* [What to produce] Below are records. Count every line containing the word "ساعت" and give the number alone.

* [Provided material]
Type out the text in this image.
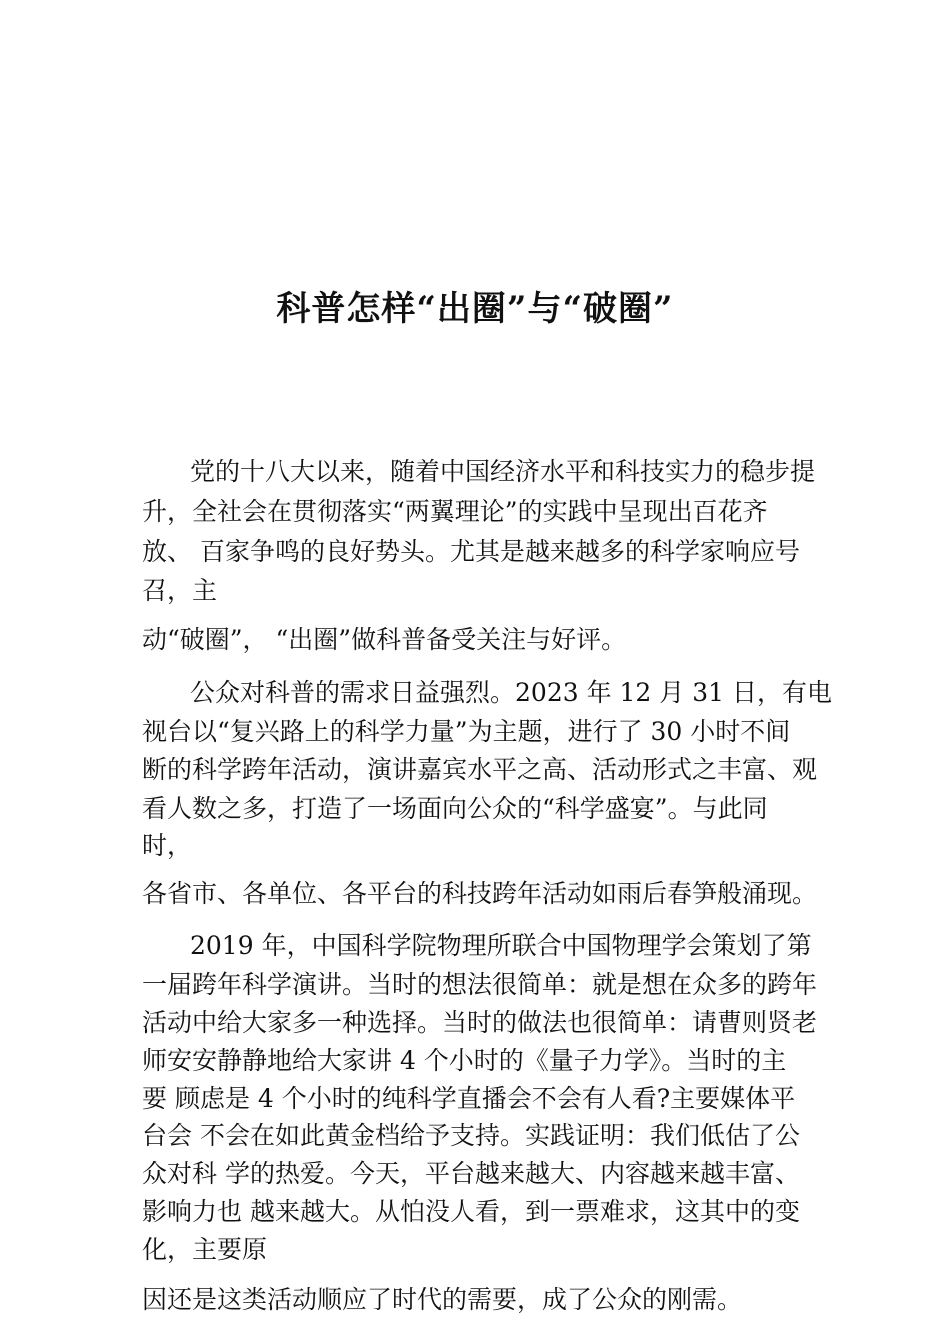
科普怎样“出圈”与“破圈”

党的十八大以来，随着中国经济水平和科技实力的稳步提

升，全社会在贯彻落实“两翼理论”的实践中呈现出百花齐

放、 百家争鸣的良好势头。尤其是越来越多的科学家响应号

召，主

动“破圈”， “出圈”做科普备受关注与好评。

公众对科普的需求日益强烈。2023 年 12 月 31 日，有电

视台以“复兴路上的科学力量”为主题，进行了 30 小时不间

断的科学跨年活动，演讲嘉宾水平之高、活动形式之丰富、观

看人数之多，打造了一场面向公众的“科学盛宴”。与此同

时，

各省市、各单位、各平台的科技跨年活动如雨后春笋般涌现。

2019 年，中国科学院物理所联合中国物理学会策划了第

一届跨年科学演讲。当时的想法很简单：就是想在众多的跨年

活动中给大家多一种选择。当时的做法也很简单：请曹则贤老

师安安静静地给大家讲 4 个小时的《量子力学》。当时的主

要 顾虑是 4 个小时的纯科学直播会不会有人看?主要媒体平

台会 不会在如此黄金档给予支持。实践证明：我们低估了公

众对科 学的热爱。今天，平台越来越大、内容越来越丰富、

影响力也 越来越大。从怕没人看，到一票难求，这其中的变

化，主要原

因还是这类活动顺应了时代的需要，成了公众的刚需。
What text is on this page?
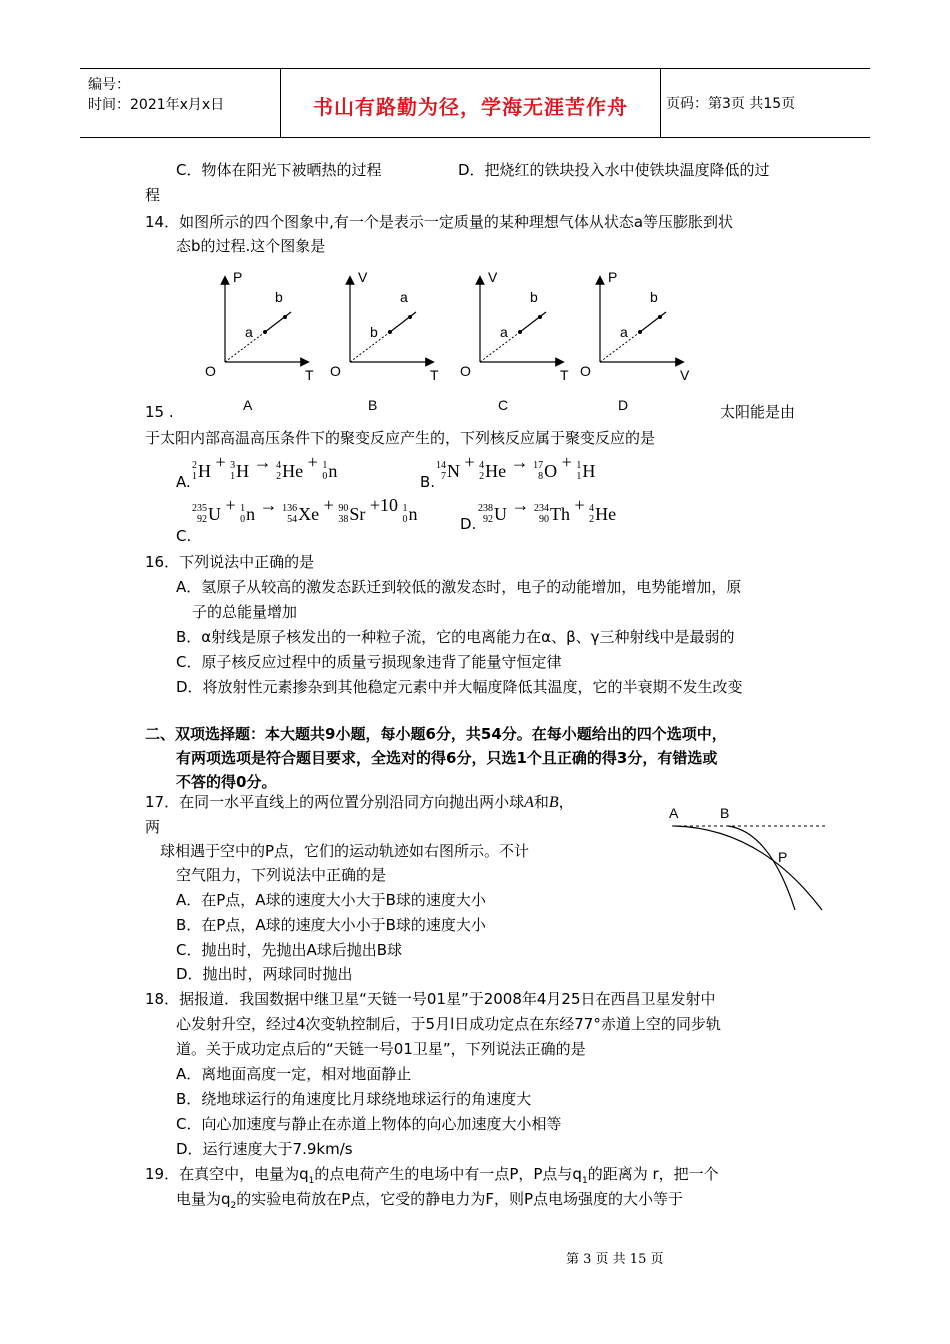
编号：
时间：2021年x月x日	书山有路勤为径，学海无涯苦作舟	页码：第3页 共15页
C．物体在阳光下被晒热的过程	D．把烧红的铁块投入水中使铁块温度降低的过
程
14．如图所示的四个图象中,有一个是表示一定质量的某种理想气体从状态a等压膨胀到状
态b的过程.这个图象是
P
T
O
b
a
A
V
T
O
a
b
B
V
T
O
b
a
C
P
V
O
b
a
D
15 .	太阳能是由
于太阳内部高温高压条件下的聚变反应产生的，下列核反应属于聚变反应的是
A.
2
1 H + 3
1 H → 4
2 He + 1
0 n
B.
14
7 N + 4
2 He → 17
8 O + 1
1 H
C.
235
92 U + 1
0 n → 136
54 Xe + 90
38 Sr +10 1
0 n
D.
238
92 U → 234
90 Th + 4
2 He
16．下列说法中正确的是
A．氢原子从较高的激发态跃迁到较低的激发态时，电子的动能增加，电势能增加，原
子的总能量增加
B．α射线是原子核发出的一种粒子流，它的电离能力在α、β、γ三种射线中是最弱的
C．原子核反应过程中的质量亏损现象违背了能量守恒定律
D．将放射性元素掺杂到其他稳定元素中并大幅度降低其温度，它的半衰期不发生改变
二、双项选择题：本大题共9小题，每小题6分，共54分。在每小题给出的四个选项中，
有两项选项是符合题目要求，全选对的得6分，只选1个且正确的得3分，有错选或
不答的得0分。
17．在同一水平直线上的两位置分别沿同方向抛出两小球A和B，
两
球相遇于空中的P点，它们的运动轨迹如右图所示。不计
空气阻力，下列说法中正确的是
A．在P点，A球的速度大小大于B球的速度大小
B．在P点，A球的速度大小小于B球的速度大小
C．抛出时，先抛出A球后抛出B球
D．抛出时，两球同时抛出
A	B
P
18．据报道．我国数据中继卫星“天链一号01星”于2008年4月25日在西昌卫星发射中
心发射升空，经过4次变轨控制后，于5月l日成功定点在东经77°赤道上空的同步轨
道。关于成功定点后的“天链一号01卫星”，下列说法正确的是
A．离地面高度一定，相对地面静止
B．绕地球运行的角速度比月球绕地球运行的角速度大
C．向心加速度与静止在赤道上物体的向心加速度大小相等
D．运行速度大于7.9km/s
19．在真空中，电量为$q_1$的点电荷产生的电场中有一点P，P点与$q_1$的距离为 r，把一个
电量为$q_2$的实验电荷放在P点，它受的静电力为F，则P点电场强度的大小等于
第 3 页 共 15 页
* * *
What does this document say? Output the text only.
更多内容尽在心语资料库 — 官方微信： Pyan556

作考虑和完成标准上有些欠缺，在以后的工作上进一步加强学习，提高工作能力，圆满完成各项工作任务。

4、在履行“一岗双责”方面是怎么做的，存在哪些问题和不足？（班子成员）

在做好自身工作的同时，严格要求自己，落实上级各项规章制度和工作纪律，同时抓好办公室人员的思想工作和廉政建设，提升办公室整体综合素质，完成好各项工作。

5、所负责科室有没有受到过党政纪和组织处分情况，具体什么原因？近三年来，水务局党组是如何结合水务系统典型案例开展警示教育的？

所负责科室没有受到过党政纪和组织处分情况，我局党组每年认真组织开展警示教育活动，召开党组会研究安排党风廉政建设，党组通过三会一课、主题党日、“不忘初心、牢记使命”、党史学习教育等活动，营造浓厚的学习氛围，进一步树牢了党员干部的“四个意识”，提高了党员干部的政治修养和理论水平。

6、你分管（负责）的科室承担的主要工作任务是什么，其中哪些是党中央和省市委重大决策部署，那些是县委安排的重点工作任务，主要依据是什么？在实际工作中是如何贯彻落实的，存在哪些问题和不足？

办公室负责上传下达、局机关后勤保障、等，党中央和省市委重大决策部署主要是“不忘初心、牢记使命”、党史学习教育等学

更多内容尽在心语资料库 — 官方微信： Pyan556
* * *
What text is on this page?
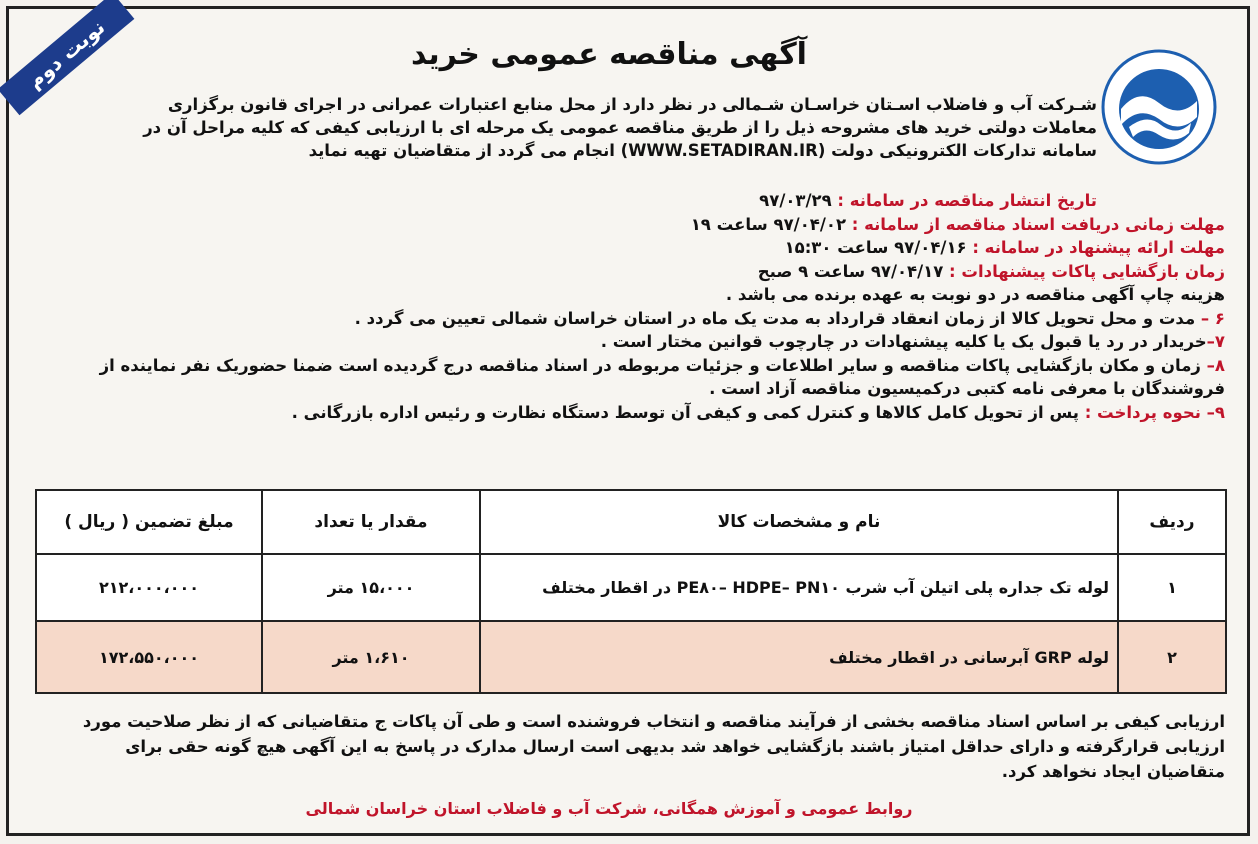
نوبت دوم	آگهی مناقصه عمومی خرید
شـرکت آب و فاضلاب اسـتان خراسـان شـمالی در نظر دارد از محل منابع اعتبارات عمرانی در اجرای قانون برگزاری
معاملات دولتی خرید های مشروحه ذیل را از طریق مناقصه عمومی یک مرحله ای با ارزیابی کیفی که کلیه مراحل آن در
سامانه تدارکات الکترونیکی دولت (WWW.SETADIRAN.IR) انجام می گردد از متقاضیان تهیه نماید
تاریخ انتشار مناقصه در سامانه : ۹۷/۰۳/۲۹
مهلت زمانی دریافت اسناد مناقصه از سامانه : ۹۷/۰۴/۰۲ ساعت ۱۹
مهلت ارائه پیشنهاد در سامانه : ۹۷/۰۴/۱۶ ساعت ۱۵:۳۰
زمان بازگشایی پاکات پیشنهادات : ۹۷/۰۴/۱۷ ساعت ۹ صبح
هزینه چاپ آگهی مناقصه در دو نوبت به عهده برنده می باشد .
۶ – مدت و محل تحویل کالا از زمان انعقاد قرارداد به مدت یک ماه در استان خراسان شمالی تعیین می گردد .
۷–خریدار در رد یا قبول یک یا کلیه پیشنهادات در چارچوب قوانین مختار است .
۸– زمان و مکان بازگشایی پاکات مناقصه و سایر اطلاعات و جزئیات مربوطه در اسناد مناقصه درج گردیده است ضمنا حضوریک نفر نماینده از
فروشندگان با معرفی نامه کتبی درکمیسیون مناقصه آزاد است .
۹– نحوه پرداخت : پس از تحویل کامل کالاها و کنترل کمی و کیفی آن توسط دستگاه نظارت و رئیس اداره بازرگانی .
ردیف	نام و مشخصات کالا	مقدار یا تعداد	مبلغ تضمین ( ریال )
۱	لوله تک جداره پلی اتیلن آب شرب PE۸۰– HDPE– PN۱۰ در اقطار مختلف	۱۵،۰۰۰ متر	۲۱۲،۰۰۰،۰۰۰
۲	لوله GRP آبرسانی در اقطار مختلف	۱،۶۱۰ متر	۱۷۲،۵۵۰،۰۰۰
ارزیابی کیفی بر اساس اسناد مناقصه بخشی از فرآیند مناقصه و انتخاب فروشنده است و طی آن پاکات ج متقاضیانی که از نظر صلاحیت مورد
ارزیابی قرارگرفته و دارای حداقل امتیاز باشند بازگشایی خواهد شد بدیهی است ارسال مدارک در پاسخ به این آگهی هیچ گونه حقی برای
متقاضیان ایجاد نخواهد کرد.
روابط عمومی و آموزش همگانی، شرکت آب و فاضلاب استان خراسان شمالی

* [Solution to the exercise] 3